Show each line from the listing that includes the word "蕨类植物".

Collection entries:
::::::

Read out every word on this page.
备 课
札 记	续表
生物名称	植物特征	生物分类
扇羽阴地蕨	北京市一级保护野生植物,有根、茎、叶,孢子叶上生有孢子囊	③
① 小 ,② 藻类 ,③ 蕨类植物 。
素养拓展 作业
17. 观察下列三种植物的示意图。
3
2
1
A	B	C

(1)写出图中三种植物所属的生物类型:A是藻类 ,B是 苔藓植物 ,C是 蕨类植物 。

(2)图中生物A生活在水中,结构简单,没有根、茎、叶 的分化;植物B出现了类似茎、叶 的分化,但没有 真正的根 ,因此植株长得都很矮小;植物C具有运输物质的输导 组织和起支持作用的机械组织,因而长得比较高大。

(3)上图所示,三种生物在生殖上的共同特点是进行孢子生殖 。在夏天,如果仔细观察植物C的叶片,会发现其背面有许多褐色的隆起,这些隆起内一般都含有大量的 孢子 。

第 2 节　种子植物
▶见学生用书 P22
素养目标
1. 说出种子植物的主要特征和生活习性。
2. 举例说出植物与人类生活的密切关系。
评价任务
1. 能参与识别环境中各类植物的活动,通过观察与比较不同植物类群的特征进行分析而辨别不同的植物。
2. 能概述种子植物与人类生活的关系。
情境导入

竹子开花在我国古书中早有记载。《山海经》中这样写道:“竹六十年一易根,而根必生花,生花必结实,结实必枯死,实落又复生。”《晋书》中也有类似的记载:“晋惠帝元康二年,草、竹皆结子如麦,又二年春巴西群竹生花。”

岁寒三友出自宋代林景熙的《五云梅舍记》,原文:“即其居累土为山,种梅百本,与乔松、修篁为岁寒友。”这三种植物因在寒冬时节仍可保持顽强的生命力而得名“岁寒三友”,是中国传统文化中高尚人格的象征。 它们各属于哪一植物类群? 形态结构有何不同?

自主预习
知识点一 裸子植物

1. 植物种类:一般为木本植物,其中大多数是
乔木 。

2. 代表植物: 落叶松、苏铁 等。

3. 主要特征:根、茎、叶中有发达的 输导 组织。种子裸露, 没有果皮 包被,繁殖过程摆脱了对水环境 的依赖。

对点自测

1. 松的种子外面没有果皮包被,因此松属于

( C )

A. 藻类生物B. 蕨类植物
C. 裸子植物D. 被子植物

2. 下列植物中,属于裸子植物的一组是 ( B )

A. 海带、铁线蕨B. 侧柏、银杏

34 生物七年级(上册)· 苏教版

::::::

Solution:
① 小 ,② 藻类 ,③ 蕨类植物 。
(1)写出图中三种植物所属的生物类型:A是藻类 ,B是 苔藓植物 ,C是 蕨类植物 。
A. 藻类生物B. 蕨类植物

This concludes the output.